▶ **TASK TO COMPLETE**:
Copy every line of the following data that includes the string "Faixa".
+++ MATERIAL TO PROCESS +++
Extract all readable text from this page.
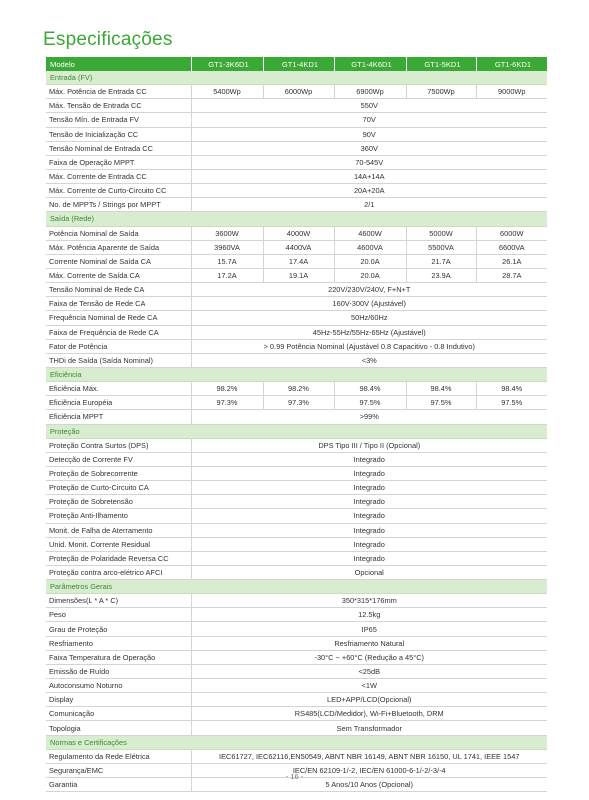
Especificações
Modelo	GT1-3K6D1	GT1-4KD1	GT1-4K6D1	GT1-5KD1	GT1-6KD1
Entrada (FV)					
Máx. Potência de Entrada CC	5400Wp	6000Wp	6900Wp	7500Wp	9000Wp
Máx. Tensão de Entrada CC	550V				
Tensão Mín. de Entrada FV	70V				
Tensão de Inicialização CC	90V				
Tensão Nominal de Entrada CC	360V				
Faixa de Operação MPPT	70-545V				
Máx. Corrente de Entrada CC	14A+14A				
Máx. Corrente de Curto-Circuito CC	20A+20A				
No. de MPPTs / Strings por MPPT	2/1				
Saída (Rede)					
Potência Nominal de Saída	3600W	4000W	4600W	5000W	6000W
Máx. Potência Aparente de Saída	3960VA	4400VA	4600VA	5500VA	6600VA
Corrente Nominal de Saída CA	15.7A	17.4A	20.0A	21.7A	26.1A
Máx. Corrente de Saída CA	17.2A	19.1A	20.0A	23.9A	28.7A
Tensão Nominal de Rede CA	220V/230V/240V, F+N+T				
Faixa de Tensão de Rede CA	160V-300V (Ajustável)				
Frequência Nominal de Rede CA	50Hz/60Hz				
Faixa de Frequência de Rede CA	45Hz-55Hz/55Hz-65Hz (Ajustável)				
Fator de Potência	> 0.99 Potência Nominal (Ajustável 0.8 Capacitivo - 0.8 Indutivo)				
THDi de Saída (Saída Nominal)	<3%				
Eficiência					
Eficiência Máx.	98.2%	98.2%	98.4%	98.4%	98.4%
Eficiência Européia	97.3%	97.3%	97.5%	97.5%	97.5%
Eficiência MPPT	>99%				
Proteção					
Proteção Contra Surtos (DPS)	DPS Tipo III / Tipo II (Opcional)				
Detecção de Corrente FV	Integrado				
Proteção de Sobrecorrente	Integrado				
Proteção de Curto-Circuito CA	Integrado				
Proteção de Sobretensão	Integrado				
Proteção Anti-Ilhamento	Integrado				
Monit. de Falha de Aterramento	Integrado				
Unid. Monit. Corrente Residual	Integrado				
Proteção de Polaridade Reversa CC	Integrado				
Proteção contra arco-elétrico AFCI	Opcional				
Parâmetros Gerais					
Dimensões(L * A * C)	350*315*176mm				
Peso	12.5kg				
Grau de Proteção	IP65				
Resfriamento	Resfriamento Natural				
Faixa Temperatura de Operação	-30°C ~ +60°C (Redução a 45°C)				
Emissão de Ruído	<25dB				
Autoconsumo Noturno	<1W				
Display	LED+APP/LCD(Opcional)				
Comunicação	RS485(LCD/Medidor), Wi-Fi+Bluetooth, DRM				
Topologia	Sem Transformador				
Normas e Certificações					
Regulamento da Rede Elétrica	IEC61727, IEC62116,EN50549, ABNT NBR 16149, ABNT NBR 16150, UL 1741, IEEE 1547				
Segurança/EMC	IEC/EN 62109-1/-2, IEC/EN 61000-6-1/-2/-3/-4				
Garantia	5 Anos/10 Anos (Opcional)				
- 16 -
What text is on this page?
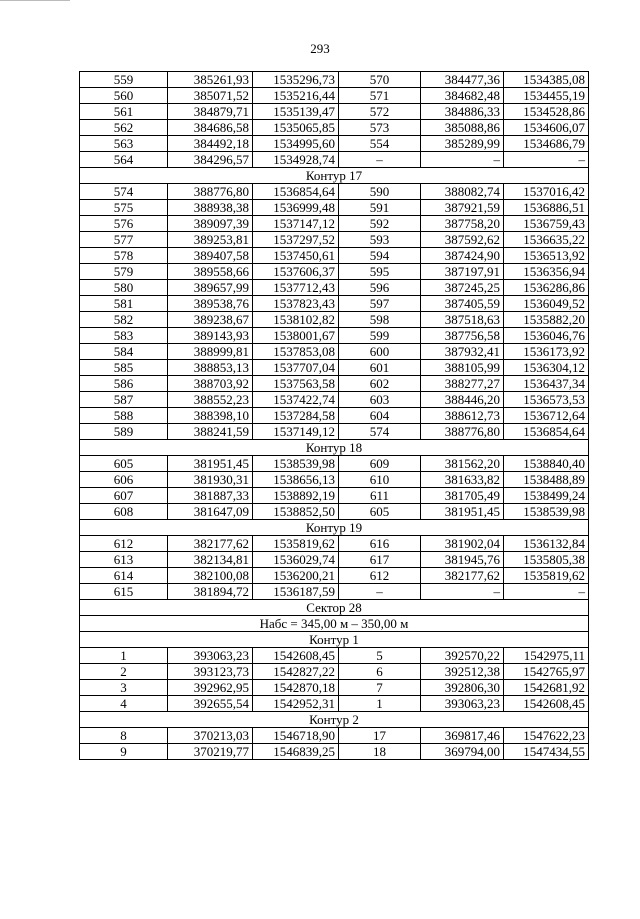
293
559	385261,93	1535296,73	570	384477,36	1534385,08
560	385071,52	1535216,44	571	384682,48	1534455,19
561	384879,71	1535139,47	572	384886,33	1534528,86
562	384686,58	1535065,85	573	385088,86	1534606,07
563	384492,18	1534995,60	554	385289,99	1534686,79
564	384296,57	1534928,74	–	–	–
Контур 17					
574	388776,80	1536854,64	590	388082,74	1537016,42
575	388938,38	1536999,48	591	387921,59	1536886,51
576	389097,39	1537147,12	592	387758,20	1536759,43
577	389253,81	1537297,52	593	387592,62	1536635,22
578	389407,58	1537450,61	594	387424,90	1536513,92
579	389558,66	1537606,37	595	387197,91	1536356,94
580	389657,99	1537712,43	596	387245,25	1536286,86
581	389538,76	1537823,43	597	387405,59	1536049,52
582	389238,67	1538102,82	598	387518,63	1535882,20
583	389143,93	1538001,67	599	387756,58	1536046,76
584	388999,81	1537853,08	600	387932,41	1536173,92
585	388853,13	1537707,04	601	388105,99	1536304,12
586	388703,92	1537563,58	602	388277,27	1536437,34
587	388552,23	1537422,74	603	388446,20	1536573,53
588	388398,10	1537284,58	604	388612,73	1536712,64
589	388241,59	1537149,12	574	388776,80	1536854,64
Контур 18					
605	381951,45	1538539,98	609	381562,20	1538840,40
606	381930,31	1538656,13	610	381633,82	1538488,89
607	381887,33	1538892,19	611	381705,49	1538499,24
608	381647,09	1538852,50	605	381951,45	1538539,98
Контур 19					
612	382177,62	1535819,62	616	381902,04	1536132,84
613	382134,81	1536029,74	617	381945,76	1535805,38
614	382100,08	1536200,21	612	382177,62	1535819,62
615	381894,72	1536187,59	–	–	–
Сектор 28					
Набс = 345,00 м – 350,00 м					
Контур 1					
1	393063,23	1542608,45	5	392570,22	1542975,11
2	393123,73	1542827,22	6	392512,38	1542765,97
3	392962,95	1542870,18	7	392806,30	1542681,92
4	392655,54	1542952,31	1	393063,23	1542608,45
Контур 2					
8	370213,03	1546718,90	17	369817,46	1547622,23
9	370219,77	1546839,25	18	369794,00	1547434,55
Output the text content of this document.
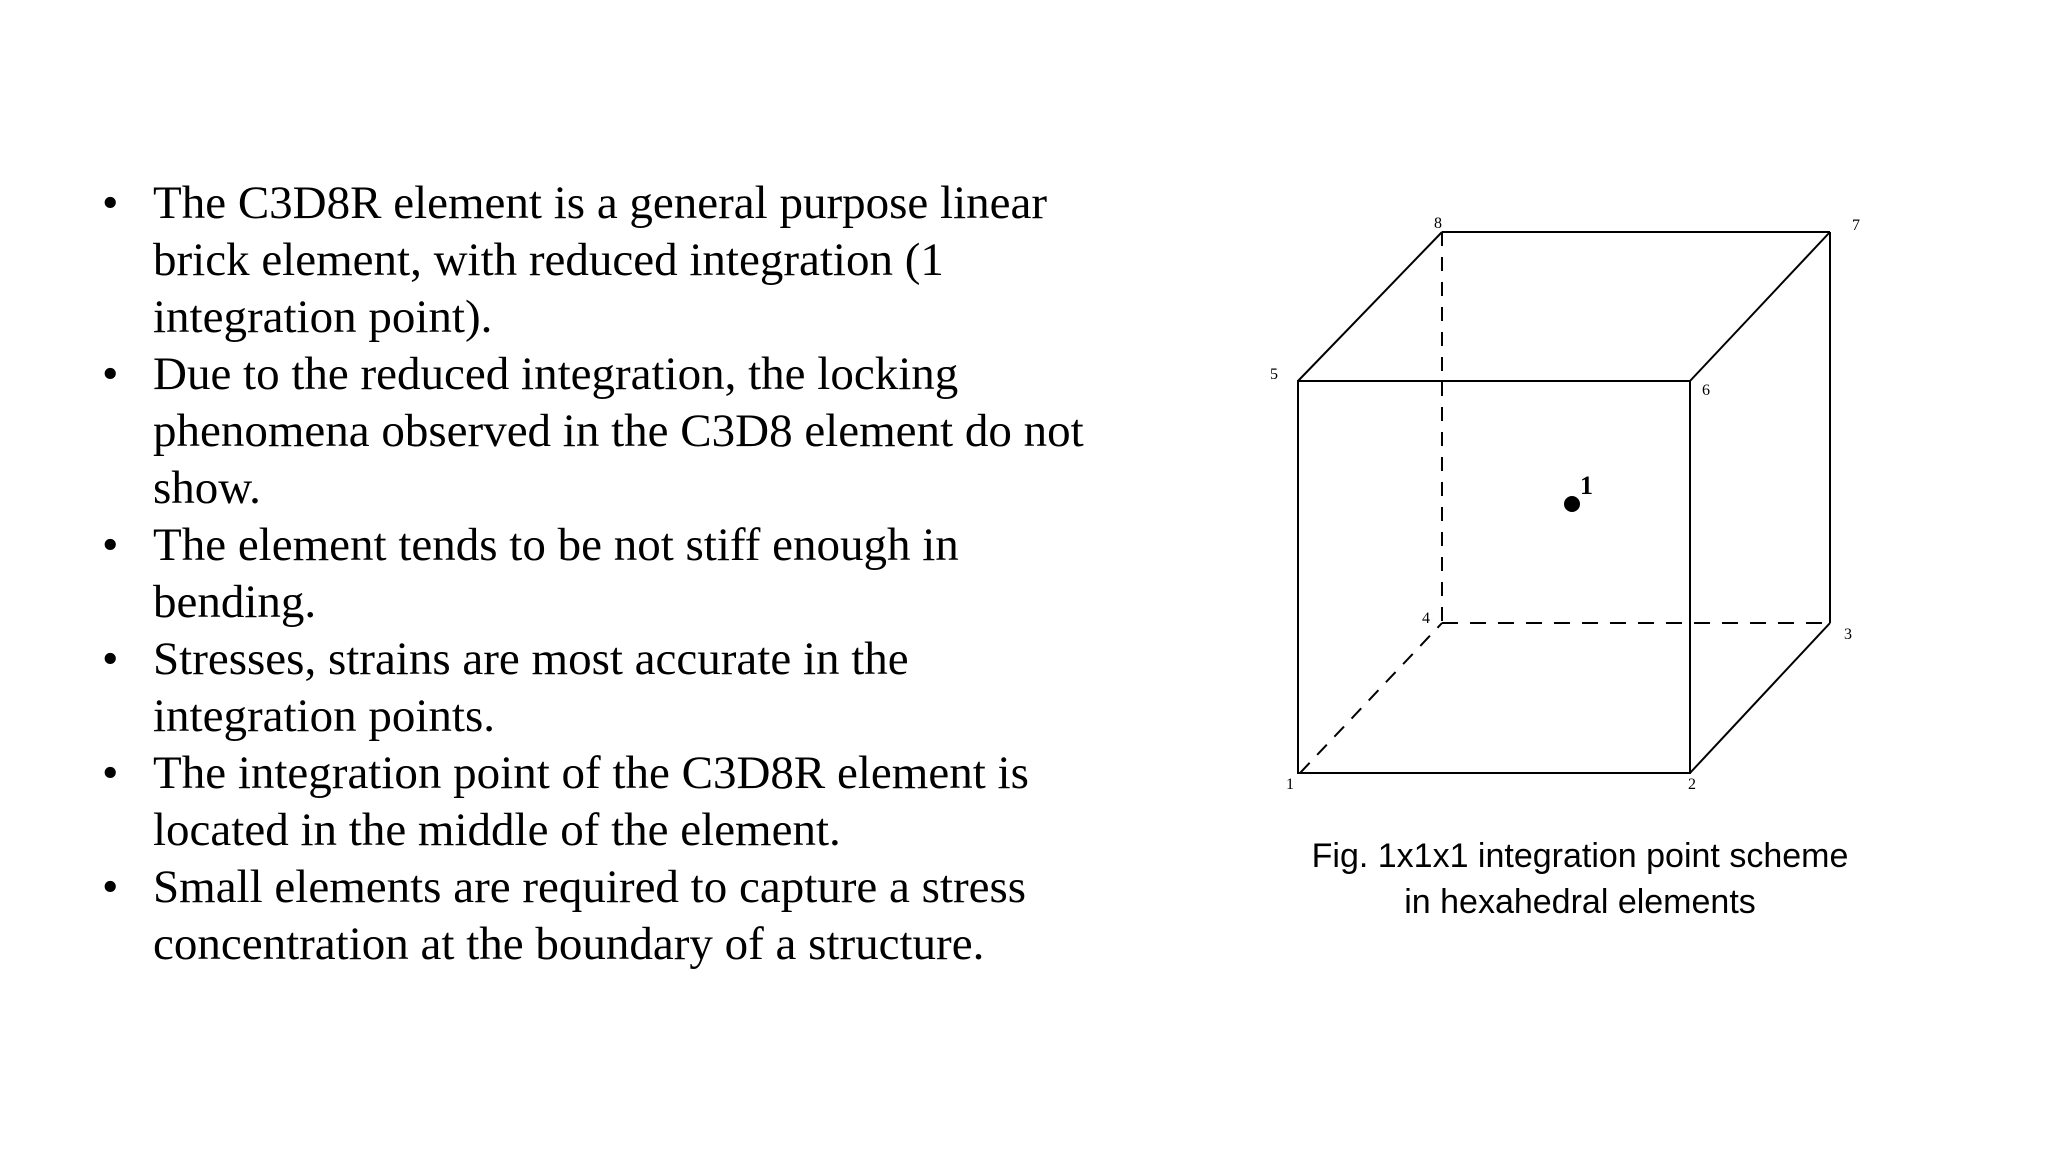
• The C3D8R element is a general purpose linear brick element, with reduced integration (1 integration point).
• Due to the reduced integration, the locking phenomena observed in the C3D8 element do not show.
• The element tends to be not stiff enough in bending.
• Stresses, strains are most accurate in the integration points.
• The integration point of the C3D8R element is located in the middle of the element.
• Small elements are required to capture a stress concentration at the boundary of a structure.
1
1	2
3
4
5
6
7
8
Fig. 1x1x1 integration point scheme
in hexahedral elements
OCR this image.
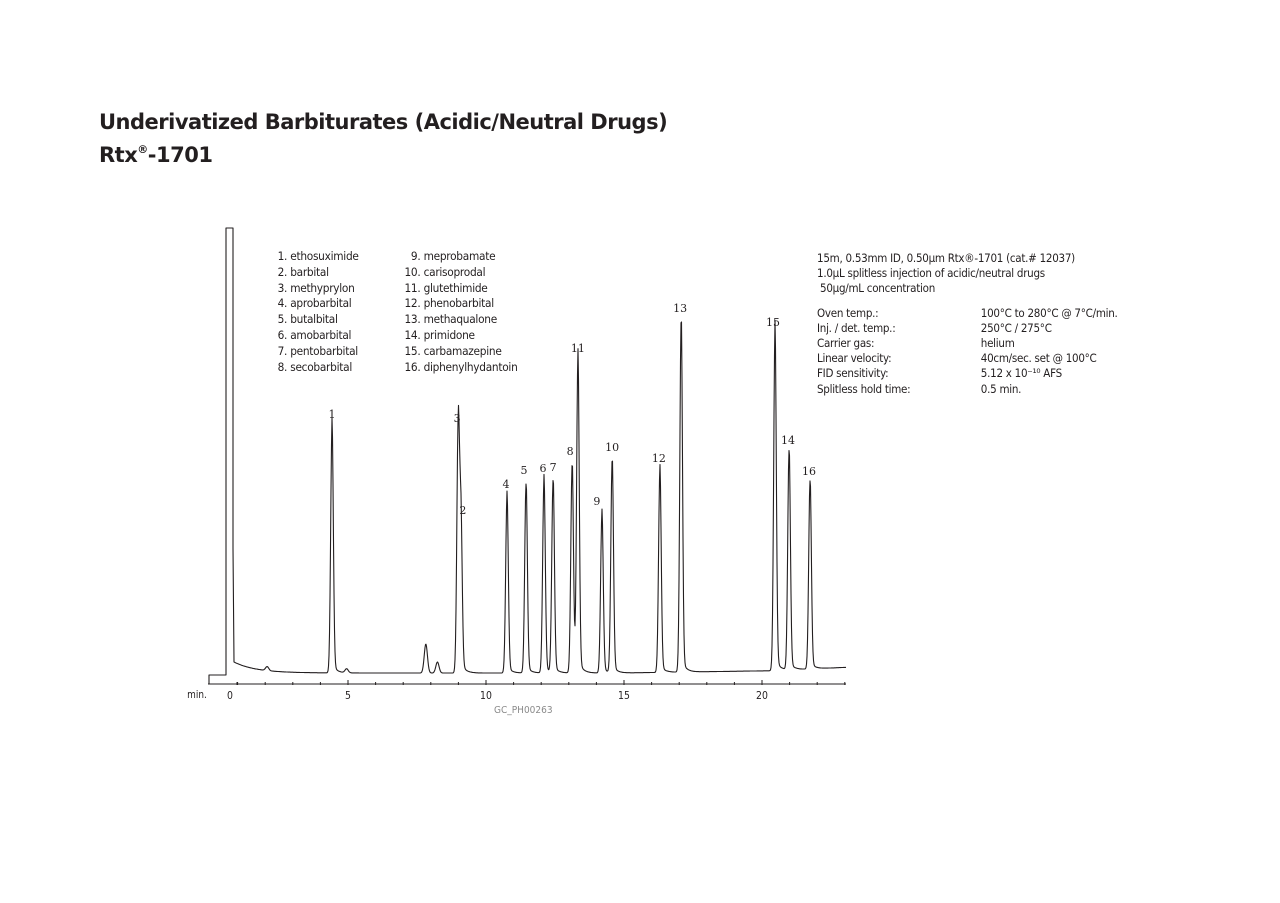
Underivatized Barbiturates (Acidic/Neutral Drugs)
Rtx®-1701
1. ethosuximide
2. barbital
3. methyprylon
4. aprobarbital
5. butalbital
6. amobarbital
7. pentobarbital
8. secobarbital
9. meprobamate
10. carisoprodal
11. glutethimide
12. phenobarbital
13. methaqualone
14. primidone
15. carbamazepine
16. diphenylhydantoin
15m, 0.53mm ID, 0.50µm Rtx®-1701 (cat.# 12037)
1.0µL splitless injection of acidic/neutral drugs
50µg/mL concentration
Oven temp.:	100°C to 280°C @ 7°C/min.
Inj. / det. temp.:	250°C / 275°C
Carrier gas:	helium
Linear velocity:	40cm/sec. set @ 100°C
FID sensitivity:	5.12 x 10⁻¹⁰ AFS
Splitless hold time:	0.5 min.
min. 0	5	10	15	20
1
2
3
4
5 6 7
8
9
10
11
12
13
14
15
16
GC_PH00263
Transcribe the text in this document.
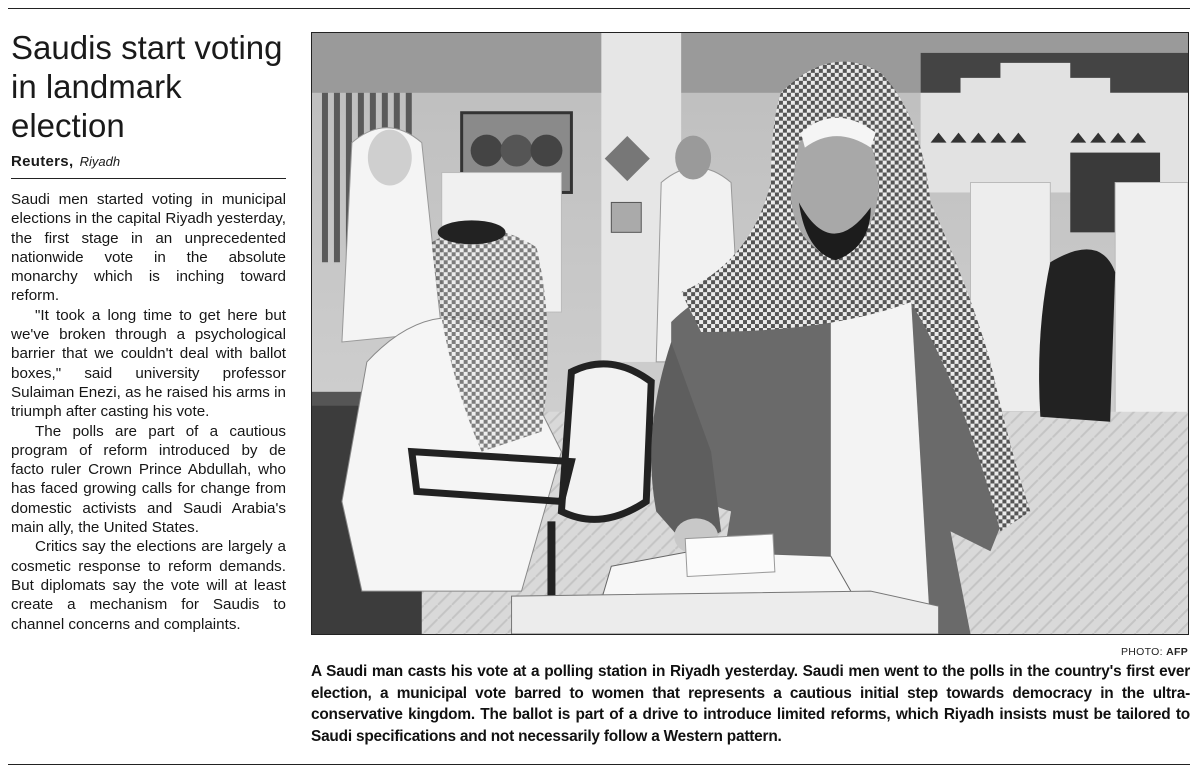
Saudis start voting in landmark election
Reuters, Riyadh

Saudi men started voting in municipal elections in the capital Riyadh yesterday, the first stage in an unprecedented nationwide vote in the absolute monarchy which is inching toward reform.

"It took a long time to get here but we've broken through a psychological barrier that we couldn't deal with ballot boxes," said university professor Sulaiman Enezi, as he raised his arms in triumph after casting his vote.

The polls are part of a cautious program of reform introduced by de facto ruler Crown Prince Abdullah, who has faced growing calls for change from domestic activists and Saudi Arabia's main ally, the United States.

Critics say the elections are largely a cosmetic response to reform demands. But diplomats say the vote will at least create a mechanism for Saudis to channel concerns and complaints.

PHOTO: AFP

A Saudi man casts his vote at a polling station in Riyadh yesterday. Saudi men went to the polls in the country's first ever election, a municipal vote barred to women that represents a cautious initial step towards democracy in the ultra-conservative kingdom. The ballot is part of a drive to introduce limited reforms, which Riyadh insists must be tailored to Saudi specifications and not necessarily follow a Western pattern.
+++
▶ **RESULT FOR THIS EXERCISE**:
Faixa de Operação MPPT	70-545V				
Faixa de Tensão de Rede CA	160V-300V (Ajustável)				
Faixa de Frequência de Rede CA	45Hz-55Hz/55Hz-65Hz (Ajustável)				
Faixa Temperatura de Operação	-30°C ~ +60°C (Redução a 45°C)				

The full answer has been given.